**STATED EXERCISE:** Every entry must be repeated exactly. Exclude all pictures.

## START

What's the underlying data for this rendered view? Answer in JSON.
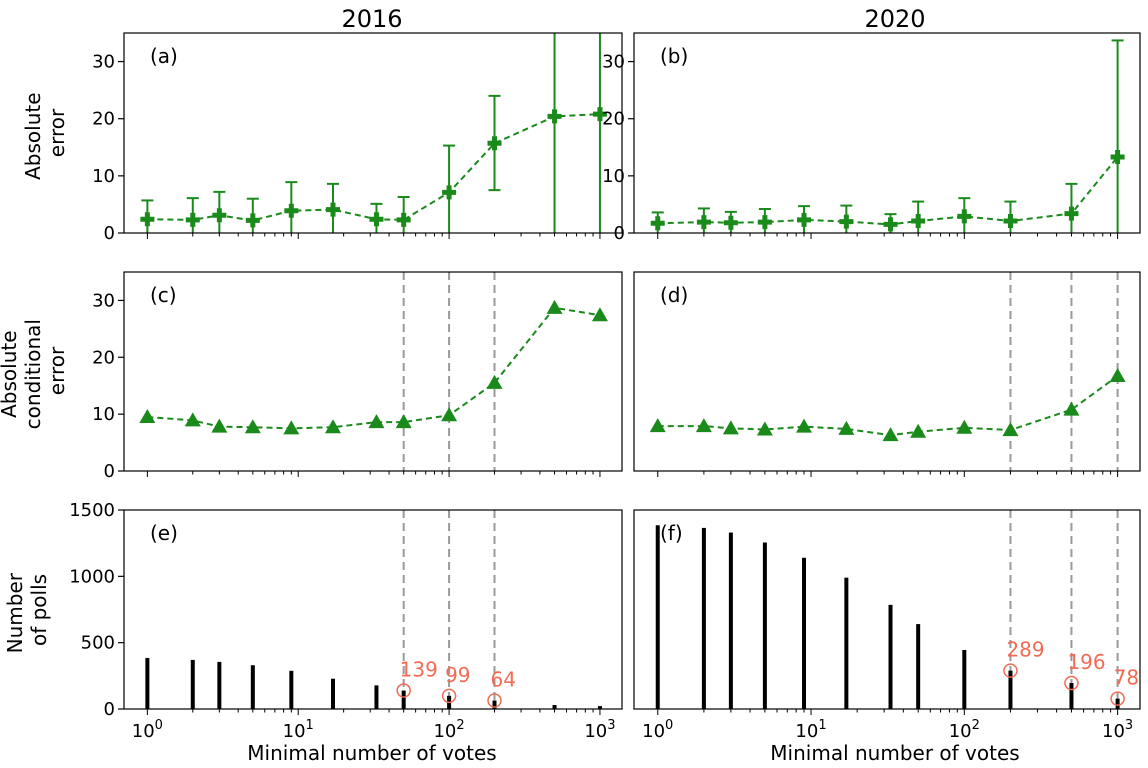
{
  "figure": {
    "column_titles": [
      "2016",
      "2020"
    ],
    "row_ylabels": [
      [
        "Absolute",
        "error"
      ],
      [
        "Absolute",
        "conditional",
        "error"
      ],
      [
        "Number",
        "of polls"
      ]
    ],
    "xlabel": "Minimal number of votes",
    "colors": {
      "series": "#1a8a1a",
      "bars": "#000000",
      "annotation": "#f26b55",
      "guide": "#999999"
    }
  },
  "chart_data": [
    {
      "panel": "(a)",
      "column": "2016",
      "type": "scatter",
      "x_scale": "log",
      "xlim": [
        0.7,
        1400
      ],
      "ylim": [
        0,
        35
      ],
      "yticks": [
        0,
        10,
        20,
        30
      ],
      "marker": "plus",
      "line": "dashed",
      "x": [
        1,
        2,
        3,
        5,
        9,
        17,
        33,
        50,
        100,
        200,
        500,
        1000
      ],
      "y": [
        2.4,
        2.3,
        3.1,
        2.2,
        3.9,
        4.1,
        2.4,
        2.3,
        7.1,
        15.7,
        20.4,
        20.8
      ],
      "err_low": [
        0,
        0,
        0,
        0,
        0,
        0,
        0,
        0,
        0,
        7.5,
        0,
        0
      ],
      "err_high": [
        5.7,
        6.1,
        7.2,
        6.0,
        8.9,
        8.6,
        5.1,
        6.3,
        15.3,
        24.0,
        35,
        35
      ]
    },
    {
      "panel": "(b)",
      "column": "2020",
      "type": "scatter",
      "x_scale": "log",
      "xlim": [
        0.7,
        1400
      ],
      "ylim": [
        0,
        35
      ],
      "yticks": [
        0,
        10,
        20,
        30
      ],
      "marker": "plus",
      "line": "dashed",
      "x": [
        1,
        2,
        3,
        5,
        9,
        17,
        33,
        50,
        100,
        200,
        500,
        1000
      ],
      "y": [
        1.7,
        1.9,
        1.8,
        1.9,
        2.3,
        2.0,
        1.5,
        2.1,
        2.9,
        2.1,
        3.4,
        13.3
      ],
      "err_low": [
        0,
        0,
        0,
        0,
        0,
        0,
        0,
        0,
        0,
        0,
        0,
        0
      ],
      "err_high": [
        3.6,
        4.3,
        3.7,
        4.2,
        4.7,
        4.8,
        3.3,
        5.5,
        6.1,
        5.5,
        8.6,
        33.7
      ]
    },
    {
      "panel": "(c)",
      "column": "2016",
      "type": "scatter",
      "x_scale": "log",
      "xlim": [
        0.7,
        1400
      ],
      "ylim": [
        0,
        35
      ],
      "yticks": [
        0,
        10,
        20,
        30
      ],
      "marker": "triangle",
      "line": "dashed",
      "x": [
        1,
        2,
        3,
        5,
        9,
        17,
        33,
        50,
        100,
        200,
        500,
        1000
      ],
      "y": [
        9.5,
        8.9,
        7.8,
        7.7,
        7.5,
        7.7,
        8.6,
        8.6,
        9.8,
        15.5,
        28.7,
        27.4
      ],
      "vlines": [
        50,
        100,
        200
      ]
    },
    {
      "panel": "(d)",
      "column": "2020",
      "type": "scatter",
      "x_scale": "log",
      "xlim": [
        0.7,
        1400
      ],
      "ylim": [
        0,
        35
      ],
      "yticks": [],
      "marker": "triangle",
      "line": "dashed",
      "x": [
        1,
        2,
        3,
        5,
        9,
        17,
        33,
        50,
        100,
        200,
        500,
        1000
      ],
      "y": [
        7.9,
        7.9,
        7.5,
        7.3,
        7.8,
        7.4,
        6.3,
        6.9,
        7.6,
        7.2,
        10.8,
        16.7
      ],
      "vlines": [
        200,
        500,
        1000
      ]
    },
    {
      "panel": "(e)",
      "column": "2016",
      "type": "bar",
      "x_scale": "log",
      "xlim": [
        0.7,
        1400
      ],
      "ylim": [
        0,
        1500
      ],
      "yticks": [
        0,
        500,
        1000,
        1500
      ],
      "xticks": [
        "10^0",
        "10^1",
        "10^2",
        "10^3"
      ],
      "x": [
        1,
        2,
        3,
        5,
        9,
        17,
        33,
        50,
        100,
        200,
        500,
        1000
      ],
      "values": [
        385,
        370,
        355,
        330,
        288,
        228,
        178,
        139,
        99,
        64,
        30,
        22
      ],
      "vlines": [
        50,
        100,
        200
      ],
      "annotations": [
        {
          "x": 50,
          "value": 139,
          "label": "139"
        },
        {
          "x": 100,
          "value": 99,
          "label": "99"
        },
        {
          "x": 200,
          "value": 64,
          "label": "64"
        }
      ]
    },
    {
      "panel": "(f)",
      "column": "2020",
      "type": "bar",
      "x_scale": "log",
      "xlim": [
        0.7,
        1400
      ],
      "ylim": [
        0,
        1500
      ],
      "yticks": [],
      "xticks": [
        "10^0",
        "10^1",
        "10^2",
        "10^3"
      ],
      "x": [
        1,
        2,
        3,
        5,
        9,
        17,
        33,
        50,
        100,
        200,
        500,
        1000
      ],
      "values": [
        1385,
        1365,
        1330,
        1255,
        1140,
        990,
        785,
        640,
        445,
        289,
        196,
        78
      ],
      "vlines": [
        200,
        500,
        1000
      ],
      "annotations": [
        {
          "x": 200,
          "value": 289,
          "label": "289"
        },
        {
          "x": 500,
          "value": 196,
          "label": "196"
        },
        {
          "x": 1000,
          "value": 78,
          "label": "78"
        }
      ]
    }
  ]
}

## END

**TASK SOLUTION:**
What's the underlying data for this rendered view? Answer in JSON.
{
  "figure": {
    "column_titles": [
      "2016",
      "2020"
    ],
    "row_ylabels": [
      [
        "Absolute",
        "error"
      ],
      [
        "Absolute",
        "conditional",
        "error"
      ],
      [
        "Number",
        "of polls"
      ]
    ],
    "xlabel": "Minimal number of votes",
    "colors": {
      "series": "#1a8a1a",
      "bars": "#000000",
      "annotation": "#f26b55",
      "guide": "#999999"
    }
  },
  "chart_data": [
    {
      "panel": "(a)",
      "column": "2016",
      "type": "scatter",
      "x_scale": "log",
      "xlim": [
        0.7,
        1400
      ],
      "ylim": [
        0,
        35
      ],
      "yticks": [
        0,
        10,
        20,
        30
      ],
      "marker": "plus",
      "line": "dashed",
      "x": [
        1,
        2,
        3,
        5,
        9,
        17,
        33,
        50,
        100,
        200,
        500,
        1000
      ],
      "y": [
        2.4,
        2.3,
        3.1,
        2.2,
        3.9,
        4.1,
        2.4,
        2.3,
        7.1,
        15.7,
        20.4,
        20.8
      ],
      "err_low": [
        0,
        0,
        0,
        0,
        0,
        0,
        0,
        0,
        0,
        7.5,
        0,
        0
      ],
      "err_high": [
        5.7,
        6.1,
        7.2,
        6.0,
        8.9,
        8.6,
        5.1,
        6.3,
        15.3,
        24.0,
        35,
        35
      ]
    },
    {
      "panel": "(b)",
      "column": "2020",
      "type": "scatter",
      "x_scale": "log",
      "xlim": [
        0.7,
        1400
      ],
      "ylim": [
        0,
        35
      ],
      "yticks": [
        0,
        10,
        20,
        30
      ],
      "marker": "plus",
      "line": "dashed",
      "x": [
        1,
        2,
        3,
        5,
        9,
        17,
        33,
        50,
        100,
        200,
        500,
        1000
      ],
      "y": [
        1.7,
        1.9,
        1.8,
        1.9,
        2.3,
        2.0,
        1.5,
        2.1,
        2.9,
        2.1,
        3.4,
        13.3
      ],
      "err_low": [
        0,
        0,
        0,
        0,
        0,
        0,
        0,
        0,
        0,
        0,
        0,
        0
      ],
      "err_high": [
        3.6,
        4.3,
        3.7,
        4.2,
        4.7,
        4.8,
        3.3,
        5.5,
        6.1,
        5.5,
        8.6,
        33.7
      ]
    },
    {
      "panel": "(c)",
      "column": "2016",
      "type": "scatter",
      "x_scale": "log",
      "xlim": [
        0.7,
        1400
      ],
      "ylim": [
        0,
        35
      ],
      "yticks": [
        0,
        10,
        20,
        30
      ],
      "marker": "triangle",
      "line": "dashed",
      "x": [
        1,
        2,
        3,
        5,
        9,
        17,
        33,
        50,
        100,
        200,
        500,
        1000
      ],
      "y": [
        9.5,
        8.9,
        7.8,
        7.7,
        7.5,
        7.7,
        8.6,
        8.6,
        9.8,
        15.5,
        28.7,
        27.4
      ],
      "vlines": [
        50,
        100,
        200
      ]
    },
    {
      "panel": "(d)",
      "column": "2020",
      "type": "scatter",
      "x_scale": "log",
      "xlim": [
        0.7,
        1400
      ],
      "ylim": [
        0,
        35
      ],
      "yticks": [],
      "marker": "triangle",
      "line": "dashed",
      "x": [
        1,
        2,
        3,
        5,
        9,
        17,
        33,
        50,
        100,
        200,
        500,
        1000
      ],
      "y": [
        7.9,
        7.9,
        7.5,
        7.3,
        7.8,
        7.4,
        6.3,
        6.9,
        7.6,
        7.2,
        10.8,
        16.7
      ],
      "vlines": [
        200,
        500,
        1000
      ]
    },
    {
      "panel": "(e)",
      "column": "2016",
      "type": "bar",
      "x_scale": "log",
      "xlim": [
        0.7,
        1400
      ],
      "ylim": [
        0,
        1500
      ],
      "yticks": [
        0,
        500,
        1000,
        1500
      ],
      "xticks": [
        "10^0",
        "10^1",
        "10^2",
        "10^3"
      ],
      "x": [
        1,
        2,
        3,
        5,
        9,
        17,
        33,
        50,
        100,
        200,
        500,
        1000
      ],
      "values": [
        385,
        370,
        355,
        330,
        288,
        228,
        178,
        139,
        99,
        64,
        30,
        22
      ],
      "vlines": [
        50,
        100,
        200
      ],
      "annotations": [
        {
          "x": 50,
          "value": 139,
          "label": "139"
        },
        {
          "x": 100,
          "value": 99,
          "label": "99"
        },
        {
          "x": 200,
          "value": 64,
          "label": "64"
        }
      ]
    },
    {
      "panel": "(f)",
      "column": "2020",
      "type": "bar",
      "x_scale": "log",
      "xlim": [
        0.7,
        1400
      ],
      "ylim": [
        0,
        1500
      ],
      "yticks": [],
      "xticks": [
        "10^0",
        "10^1",
        "10^2",
        "10^3"
      ],
      "x": [
        1,
        2,
        3,
        5,
        9,
        17,
        33,
        50,
        100,
        200,
        500,
        1000
      ],
      "values": [
        1385,
        1365,
        1330,
        1255,
        1140,
        990,
        785,
        640,
        445,
        289,
        196,
        78
      ],
      "vlines": [
        200,
        500,
        1000
      ],
      "annotations": [
        {
          "x": 200,
          "value": 289,
          "label": "289"
        },
        {
          "x": 500,
          "value": 196,
          "label": "196"
        },
        {
          "x": 1000,
          "value": 78,
          "label": "78"
        }
      ]
    }
  ]
}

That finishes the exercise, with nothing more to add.